- **Task goal**: Copy out all the entries word for word.

- **Data supplied**:
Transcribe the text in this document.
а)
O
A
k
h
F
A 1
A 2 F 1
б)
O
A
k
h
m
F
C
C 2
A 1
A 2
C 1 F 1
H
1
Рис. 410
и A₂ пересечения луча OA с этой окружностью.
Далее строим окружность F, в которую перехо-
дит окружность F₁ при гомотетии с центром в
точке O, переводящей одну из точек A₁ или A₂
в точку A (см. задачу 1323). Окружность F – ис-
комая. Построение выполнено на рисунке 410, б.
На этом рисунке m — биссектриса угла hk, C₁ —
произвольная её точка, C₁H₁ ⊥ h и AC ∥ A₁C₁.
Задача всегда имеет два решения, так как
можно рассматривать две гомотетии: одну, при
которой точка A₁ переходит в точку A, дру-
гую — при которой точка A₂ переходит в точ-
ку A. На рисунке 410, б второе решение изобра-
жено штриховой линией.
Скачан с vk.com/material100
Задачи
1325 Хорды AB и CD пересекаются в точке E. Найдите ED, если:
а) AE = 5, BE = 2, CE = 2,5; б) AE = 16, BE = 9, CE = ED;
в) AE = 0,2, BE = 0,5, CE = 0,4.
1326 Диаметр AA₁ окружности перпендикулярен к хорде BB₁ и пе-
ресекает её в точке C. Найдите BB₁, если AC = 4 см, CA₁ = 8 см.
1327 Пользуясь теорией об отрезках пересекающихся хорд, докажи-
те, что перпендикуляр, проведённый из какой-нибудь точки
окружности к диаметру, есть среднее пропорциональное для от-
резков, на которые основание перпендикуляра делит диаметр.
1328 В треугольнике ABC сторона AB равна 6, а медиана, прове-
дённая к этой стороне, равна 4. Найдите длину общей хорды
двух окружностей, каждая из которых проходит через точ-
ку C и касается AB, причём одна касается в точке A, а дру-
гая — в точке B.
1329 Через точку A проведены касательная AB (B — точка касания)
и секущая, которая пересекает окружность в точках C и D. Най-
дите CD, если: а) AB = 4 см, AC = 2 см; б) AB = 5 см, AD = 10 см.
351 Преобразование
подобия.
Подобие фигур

- **Full solution**:
Transcribe the text in this document.
а)
O
A
k
h
F
A 1
A 2 F 1
б)
O
A
k
h
m
F
C
C 2
A 1
A 2
C 1 F 1
H
1
Рис. 410
и A₂ пересечения луча OA с этой окружностью.
Далее строим окружность F, в которую перехо-
дит окружность F₁ при гомотетии с центром в
точке O, переводящей одну из точек A₁ или A₂
в точку A (см. задачу 1323). Окружность F – ис-
комая. Построение выполнено на рисунке 410, б.
На этом рисунке m — биссектриса угла hk, C₁ —
произвольная её точка, C₁H₁ ⊥ h и AC ∥ A₁C₁.
Задача всегда имеет два решения, так как
можно рассматривать две гомотетии: одну, при
которой точка A₁ переходит в точку A, дру-
гую — при которой точка A₂ переходит в точ-
ку A. На рисунке 410, б второе решение изобра-
жено штриховой линией.
Скачан с vk.com/material100
Задачи
1325 Хорды AB и CD пересекаются в точке E. Найдите ED, если:
а) AE = 5, BE = 2, CE = 2,5; б) AE = 16, BE = 9, CE = ED;
в) AE = 0,2, BE = 0,5, CE = 0,4.
1326 Диаметр AA₁ окружности перпендикулярен к хорде BB₁ и пе-
ресекает её в точке C. Найдите BB₁, если AC = 4 см, CA₁ = 8 см.
1327 Пользуясь теорией об отрезках пересекающихся хорд, докажи-
те, что перпендикуляр, проведённый из какой-нибудь точки
окружности к диаметру, есть среднее пропорциональное для от-
резков, на которые основание перпендикуляра делит диаметр.
1328 В треугольнике ABC сторона AB равна 6, а медиана, прове-
дённая к этой стороне, равна 4. Найдите длину общей хорды
двух окружностей, каждая из которых проходит через точ-
ку C и касается AB, причём одна касается в точке A, а дру-
гая — в точке B.
1329 Через точку A проведены касательная AB (B — точка касания)
и секущая, которая пересекает окружность в точках C и D. Най-
дите CD, если: а) AB = 4 см, AC = 2 см; б) AB = 5 см, AD = 10 см.
351 Преобразование
подобия.
Подобие фигур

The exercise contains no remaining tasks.